To be done | Your task is to transcribe all of the data below exactly, omitting the images.

Data for the task |
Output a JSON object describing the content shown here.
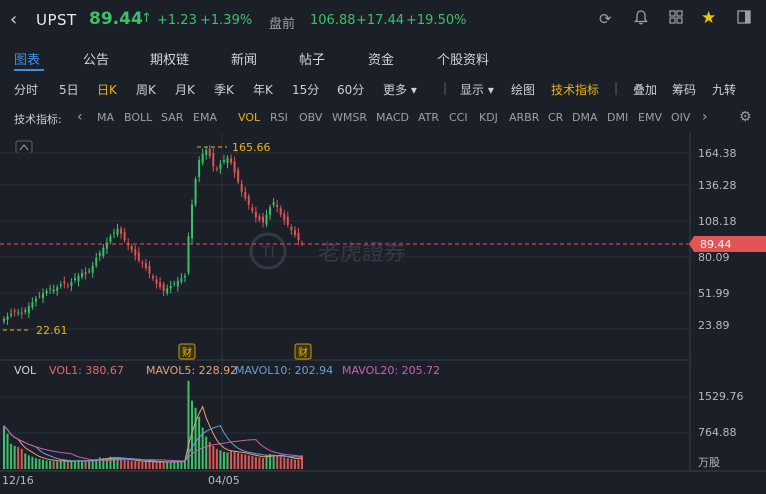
{
  "header": {
    "back_icon": "chevron-left-icon",
    "symbol": "UPST",
    "price": "89.44",
    "arrow": "↑",
    "change": "+1.23",
    "change_pct": "+1.39%",
    "premarket_label": "盘前",
    "premarket_price": "106.88",
    "premarket_change": "+17.44",
    "premarket_pct": "+19.50%",
    "icons": [
      "refresh-icon",
      "bell-icon",
      "grid-icon",
      "star-icon",
      "layout-icon"
    ],
    "up_color": "#3fbf68",
    "down_color": "#e05555",
    "accent": "#e8b50c"
  },
  "tabs": [
    "图表",
    "公告",
    "期权链",
    "新闻",
    "帖子",
    "资金",
    "个股资料"
  ],
  "active_tab": "图表",
  "periods": [
    "分时",
    "5日",
    "日K",
    "周K",
    "月K",
    "季K",
    "年K",
    "15分",
    "60分",
    "更多 ▾"
  ],
  "active_period": "日K",
  "tools": [
    "显示 ▾",
    "绘图",
    "技术指标",
    "叠加",
    "筹码",
    "九转"
  ],
  "active_tool": "技术指标",
  "indicators_label": "技术指标:",
  "indicators": [
    "MA",
    "BOLL",
    "SAR",
    "EMA",
    "VOL",
    "RSI",
    "OBV",
    "WMSR",
    "MACD",
    "ATR",
    "CCI",
    "KDJ",
    "ARBR",
    "CR",
    "DMA",
    "DMI",
    "EMV",
    "OIV"
  ],
  "active_indicator": "VOL",
  "watermark": "老虎證券",
  "chart_data": [
    {
      "type": "candlestick",
      "y_axis_ticks": [
        "164.38",
        "136.28",
        "108.18",
        "80.09",
        "51.99",
        "23.89"
      ],
      "ylim": [
        15,
        170
      ],
      "current_price_label": "89.44",
      "high_label": "165.66",
      "low_label": "22.61",
      "event_markers": [
        "财",
        "财"
      ],
      "x_labels": [
        "12/16",
        "04/05"
      ],
      "closes": [
        30,
        32,
        34,
        36,
        35,
        34,
        37,
        40,
        43,
        46,
        48,
        50,
        52,
        54,
        53,
        55,
        57,
        58,
        56,
        59,
        62,
        64,
        66,
        65,
        68,
        72,
        78,
        82,
        86,
        90,
        95,
        98,
        101,
        97,
        92,
        88,
        84,
        80,
        76,
        74,
        70,
        66,
        62,
        58,
        55,
        52,
        54,
        56,
        58,
        60,
        62,
        64,
        95,
        120,
        140,
        155,
        160,
        163,
        158,
        150,
        148,
        152,
        155,
        157,
        153,
        145,
        138,
        130,
        125,
        120,
        115,
        110,
        108,
        106,
        112,
        118,
        122,
        118,
        112,
        108,
        104,
        100,
        96,
        92,
        89.44
      ]
    },
    {
      "type": "bar",
      "title": "VOL",
      "series": [
        {
          "name": "VOL1",
          "value": "380.67"
        },
        {
          "name": "MAVOL5",
          "value": "228.92"
        },
        {
          "name": "MAVOL10",
          "value": "202.94"
        },
        {
          "name": "MAVOL20",
          "value": "205.72"
        }
      ],
      "y_axis_ticks": [
        "1529.76",
        "764.88"
      ],
      "unit": "万股",
      "volumes": [
        1200,
        980,
        700,
        640,
        610,
        560,
        430,
        380,
        340,
        300,
        280,
        260,
        240,
        230,
        220,
        210,
        220,
        240,
        200,
        210,
        230,
        250,
        240,
        210,
        220,
        260,
        280,
        320,
        300,
        280,
        340,
        320,
        310,
        280,
        260,
        240,
        230,
        220,
        210,
        200,
        220,
        200,
        190,
        180,
        210,
        200,
        190,
        200,
        210,
        220,
        230,
        250,
        2450,
        1900,
        1700,
        1450,
        1150,
        900,
        750,
        640,
        560,
        520,
        480,
        460,
        520,
        480,
        450,
        420,
        400,
        380,
        360,
        340,
        320,
        300,
        380,
        420,
        400,
        360,
        340,
        320,
        300,
        280,
        260,
        260,
        380.67
      ]
    }
  ]
}
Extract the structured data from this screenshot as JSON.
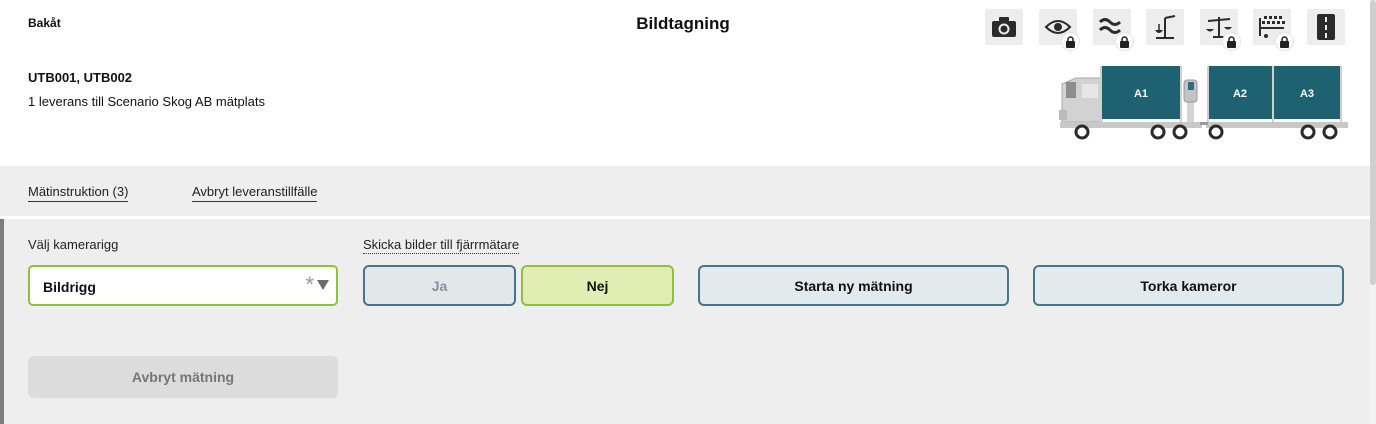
{
  "header": {
    "back_label": "Bakåt",
    "title": "Bildtagning",
    "vehicle_ids": "UTB001, UTB002",
    "delivery_info": "1 leverans till Scenario Skog AB mätplats"
  },
  "toolbar": {
    "icons": [
      "camera-icon",
      "eye-locked-icon",
      "waves-locked-icon",
      "crane-scale-icon",
      "balance-scale-locked-icon",
      "sawing-locked-icon",
      "road-icon"
    ]
  },
  "truck": {
    "compartments": [
      "A1",
      "A2",
      "A3"
    ],
    "load_color": "#1e6170"
  },
  "tabs": {
    "instructions": "Mätinstruktion (3)",
    "cancel_delivery": "Avbryt leveranstillfälle"
  },
  "form": {
    "camera_rig_label": "Välj kamerarigg",
    "camera_rig_value": "Bildrigg",
    "required_mark": "*",
    "send_images_label": "Skicka bilder till fjärrmätare",
    "yes_label": "Ja",
    "no_label": "Nej",
    "start_label": "Starta ny mätning",
    "dry_label": "Torka kameror",
    "cancel_label": "Avbryt mätning"
  },
  "colors": {
    "accent_green": "#8dc23d",
    "accent_teal": "#437689",
    "selected_bg": "#e1edb2"
  }
}
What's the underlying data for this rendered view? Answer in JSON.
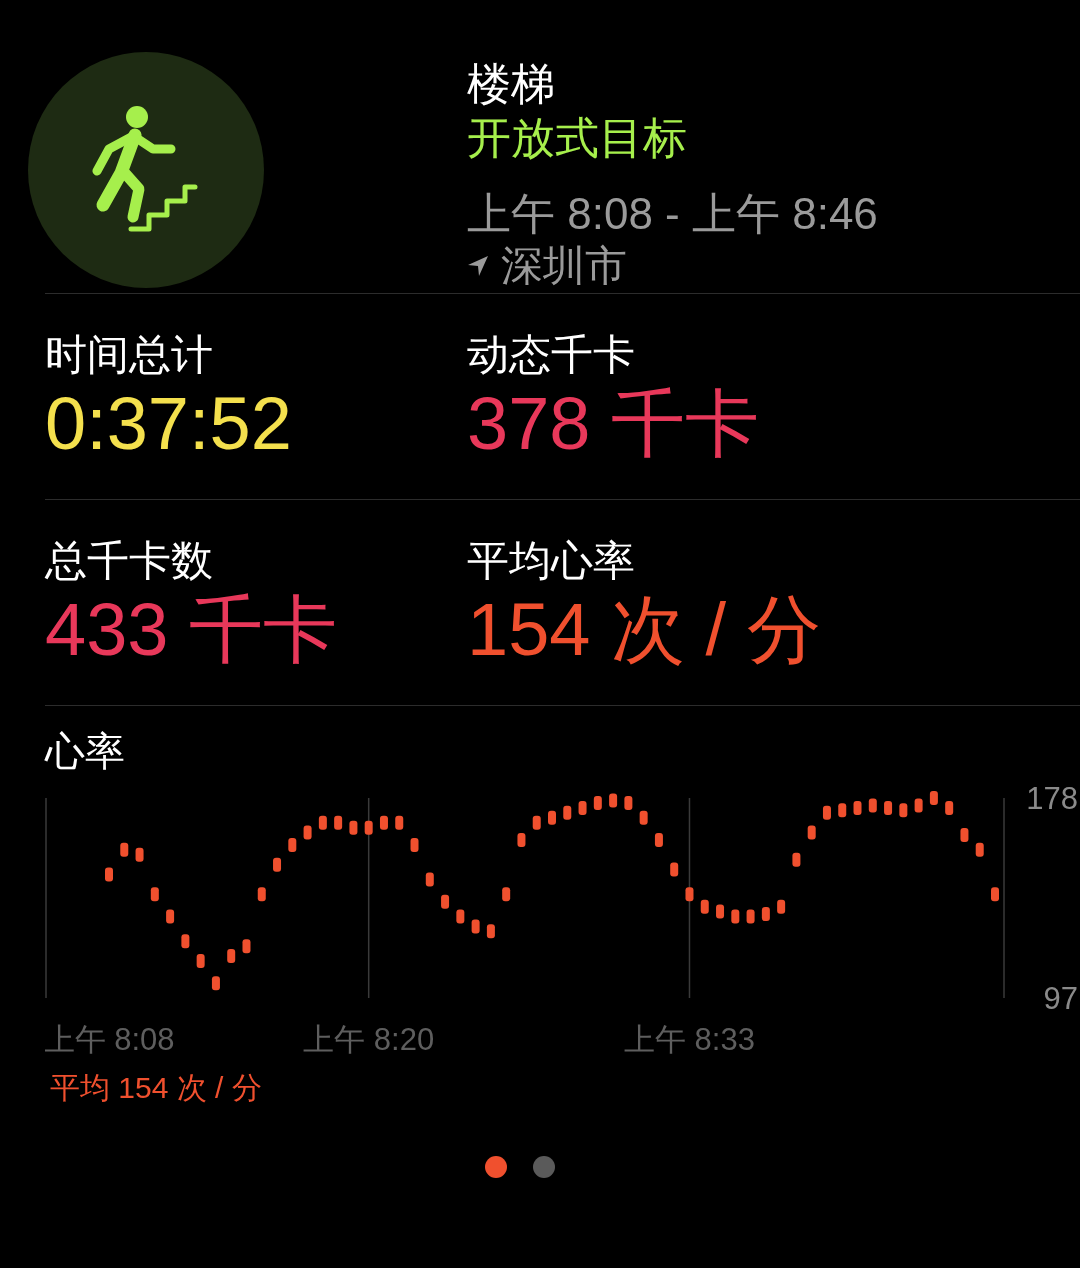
{
  "workout": {
    "title": "楼梯",
    "goal": "开放式目标",
    "time_range": "上午 8:08 - 上午 8:46",
    "location": "深圳市"
  },
  "metrics": [
    {
      "label": "时间总计",
      "value": "0:37:52",
      "color": "#f4e04d"
    },
    {
      "label": "动态千卡",
      "value": "378 千卡",
      "color": "#e8385a"
    },
    {
      "label": "总千卡数",
      "value": "433 千卡",
      "color": "#e8385a"
    },
    {
      "label": "平均心率",
      "value": "154 次 / 分",
      "color": "#f0502e"
    }
  ],
  "heart_rate": {
    "average": "平均 154 次 / 分",
    "chart_data": {
      "type": "scatter",
      "ylim": [
        97,
        178
      ],
      "yticks": [
        97,
        178
      ],
      "categories": [
        "上午 8:08",
        null,
        null,
        null,
        null,
        null,
        null,
        null,
        null,
        null,
        null,
        null,
        null,
        null,
        null,
        null,
        null,
        "上午 8:20",
        null,
        null,
        null,
        null,
        null,
        null,
        null,
        null,
        null,
        null,
        null,
        null,
        null,
        null,
        null,
        null,
        null,
        null,
        null,
        null,
        "上午 8:33",
        null,
        null,
        null,
        null,
        null,
        null,
        null,
        null,
        null,
        null,
        null,
        null,
        null,
        null,
        null,
        null,
        null,
        null,
        null,
        null
      ],
      "series": [
        {
          "name": "心率",
          "color": "#f0502e",
          "values": [
            147,
            157,
            155,
            139,
            130,
            120,
            112,
            103,
            114,
            118,
            139,
            151,
            159,
            164,
            168,
            168,
            166,
            166,
            168,
            168,
            159,
            145,
            136,
            130,
            126,
            124,
            139,
            161,
            168,
            170,
            172,
            174,
            176,
            177,
            176,
            170,
            161,
            149,
            139,
            134,
            132,
            130,
            130,
            131,
            134,
            153,
            164,
            172,
            173,
            174,
            175,
            174,
            173,
            175,
            178,
            174,
            163,
            157,
            139
          ]
        }
      ]
    }
  },
  "pager": [
    {
      "selected": true
    },
    {
      "selected": false
    }
  ]
}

Exercise result |
Output a JSON object describing the content shown here.
{
  "header": {
    "back_icon": "chevron-left-icon",
    "symbol": "UPST",
    "price": "89.44",
    "arrow": "↑",
    "change": "+1.23",
    "change_pct": "+1.39%",
    "premarket_label": "盘前",
    "premarket_price": "106.88",
    "premarket_change": "+17.44",
    "premarket_pct": "+19.50%",
    "icons": [
      "refresh-icon",
      "bell-icon",
      "grid-icon",
      "star-icon",
      "layout-icon"
    ],
    "up_color": "#3fbf68",
    "down_color": "#e05555",
    "accent": "#e8b50c"
  },
  "tabs": [
    "图表",
    "公告",
    "期权链",
    "新闻",
    "帖子",
    "资金",
    "个股资料"
  ],
  "active_tab": "图表",
  "periods": [
    "分时",
    "5日",
    "日K",
    "周K",
    "月K",
    "季K",
    "年K",
    "15分",
    "60分",
    "更多 ▾"
  ],
  "active_period": "日K",
  "tools": [
    "显示 ▾",
    "绘图",
    "技术指标",
    "叠加",
    "筹码",
    "九转"
  ],
  "active_tool": "技术指标",
  "indicators_label": "技术指标:",
  "indicators": [
    "MA",
    "BOLL",
    "SAR",
    "EMA",
    "VOL",
    "RSI",
    "OBV",
    "WMSR",
    "MACD",
    "ATR",
    "CCI",
    "KDJ",
    "ARBR",
    "CR",
    "DMA",
    "DMI",
    "EMV",
    "OIV"
  ],
  "active_indicator": "VOL",
  "watermark": "老虎證券",
  "chart_data": [
    {
      "type": "candlestick",
      "y_axis_ticks": [
        "164.38",
        "136.28",
        "108.18",
        "80.09",
        "51.99",
        "23.89"
      ],
      "ylim": [
        15,
        170
      ],
      "current_price_label": "89.44",
      "high_label": "165.66",
      "low_label": "22.61",
      "event_markers": [
        "财",
        "财"
      ],
      "x_labels": [
        "12/16",
        "04/05"
      ],
      "closes": [
        30,
        32,
        34,
        36,
        35,
        34,
        37,
        40,
        43,
        46,
        48,
        50,
        52,
        54,
        53,
        55,
        57,
        58,
        56,
        59,
        62,
        64,
        66,
        65,
        68,
        72,
        78,
        82,
        86,
        90,
        95,
        98,
        101,
        97,
        92,
        88,
        84,
        80,
        76,
        74,
        70,
        66,
        62,
        58,
        55,
        52,
        54,
        56,
        58,
        60,
        62,
        64,
        95,
        120,
        140,
        155,
        160,
        163,
        158,
        150,
        148,
        152,
        155,
        157,
        153,
        145,
        138,
        130,
        125,
        120,
        115,
        110,
        108,
        106,
        112,
        118,
        122,
        118,
        112,
        108,
        104,
        100,
        96,
        92,
        89.44
      ]
    },
    {
      "type": "bar",
      "title": "VOL",
      "series": [
        {
          "name": "VOL1",
          "value": "380.67"
        },
        {
          "name": "MAVOL5",
          "value": "228.92"
        },
        {
          "name": "MAVOL10",
          "value": "202.94"
        },
        {
          "name": "MAVOL20",
          "value": "205.72"
        }
      ],
      "y_axis_ticks": [
        "1529.76",
        "764.88"
      ],
      "unit": "万股",
      "volumes": [
        1200,
        980,
        700,
        640,
        610,
        560,
        430,
        380,
        340,
        300,
        280,
        260,
        240,
        230,
        220,
        210,
        220,
        240,
        200,
        210,
        230,
        250,
        240,
        210,
        220,
        260,
        280,
        320,
        300,
        280,
        340,
        320,
        310,
        280,
        260,
        240,
        230,
        220,
        210,
        200,
        220,
        200,
        190,
        180,
        210,
        200,
        190,
        200,
        210,
        220,
        230,
        250,
        2450,
        1900,
        1700,
        1450,
        1150,
        900,
        750,
        640,
        560,
        520,
        480,
        460,
        520,
        480,
        450,
        420,
        400,
        380,
        360,
        340,
        320,
        300,
        380,
        420,
        400,
        360,
        340,
        320,
        300,
        280,
        260,
        260,
        380.67
      ]
    }
  ]
}
Extract the structured data from this screenshot as JSON.
{
  "header": {
    "back_label": "Bakåt",
    "title": "Bildtagning",
    "vehicle_ids": "UTB001, UTB002",
    "delivery_info": "1 leverans till Scenario Skog AB mätplats"
  },
  "toolbar": {
    "icons": [
      "camera-icon",
      "eye-locked-icon",
      "waves-locked-icon",
      "crane-scale-icon",
      "balance-scale-locked-icon",
      "sawing-locked-icon",
      "road-icon"
    ]
  },
  "truck": {
    "compartments": [
      "A1",
      "A2",
      "A3"
    ],
    "load_color": "#1e6170"
  },
  "tabs": {
    "instructions": "Mätinstruktion (3)",
    "cancel_delivery": "Avbryt leveranstillfälle"
  },
  "form": {
    "camera_rig_label": "Välj kamerarigg",
    "camera_rig_value": "Bildrigg",
    "required_mark": "*",
    "send_images_label": "Skicka bilder till fjärrmätare",
    "yes_label": "Ja",
    "no_label": "Nej",
    "start_label": "Starta ny mätning",
    "dry_label": "Torka kameror",
    "cancel_label": "Avbryt mätning"
  },
  "colors": {
    "accent_green": "#8dc23d",
    "accent_teal": "#437689",
    "selected_bg": "#e1edb2"
  }
}
What's the underlying data for this rendered view? Answer in JSON.
{
  "workout": {
    "title": "楼梯",
    "goal": "开放式目标",
    "time_range": "上午 8:08 - 上午 8:46",
    "location": "深圳市"
  },
  "metrics": [
    {
      "label": "时间总计",
      "value": "0:37:52",
      "color": "#f4e04d"
    },
    {
      "label": "动态千卡",
      "value": "378 千卡",
      "color": "#e8385a"
    },
    {
      "label": "总千卡数",
      "value": "433 千卡",
      "color": "#e8385a"
    },
    {
      "label": "平均心率",
      "value": "154 次 / 分",
      "color": "#f0502e"
    }
  ],
  "heart_rate": {
    "average": "平均 154 次 / 分",
    "chart_data": {
      "type": "scatter",
      "ylim": [
        97,
        178
      ],
      "yticks": [
        97,
        178
      ],
      "categories": [
        "上午 8:08",
        null,
        null,
        null,
        null,
        null,
        null,
        null,
        null,
        null,
        null,
        null,
        null,
        null,
        null,
        null,
        null,
        "上午 8:20",
        null,
        null,
        null,
        null,
        null,
        null,
        null,
        null,
        null,
        null,
        null,
        null,
        null,
        null,
        null,
        null,
        null,
        null,
        null,
        null,
        "上午 8:33",
        null,
        null,
        null,
        null,
        null,
        null,
        null,
        null,
        null,
        null,
        null,
        null,
        null,
        null,
        null,
        null,
        null,
        null,
        null,
        null
      ],
      "series": [
        {
          "name": "心率",
          "color": "#f0502e",
          "values": [
            147,
            157,
            155,
            139,
            130,
            120,
            112,
            103,
            114,
            118,
            139,
            151,
            159,
            164,
            168,
            168,
            166,
            166,
            168,
            168,
            159,
            145,
            136,
            130,
            126,
            124,
            139,
            161,
            168,
            170,
            172,
            174,
            176,
            177,
            176,
            170,
            161,
            149,
            139,
            134,
            132,
            130,
            130,
            131,
            134,
            153,
            164,
            172,
            173,
            174,
            175,
            174,
            173,
            175,
            178,
            174,
            163,
            157,
            139
          ]
        }
      ]
    }
  },
  "pager": [
    {
      "selected": true
    },
    {
      "selected": false
    }
  ]
}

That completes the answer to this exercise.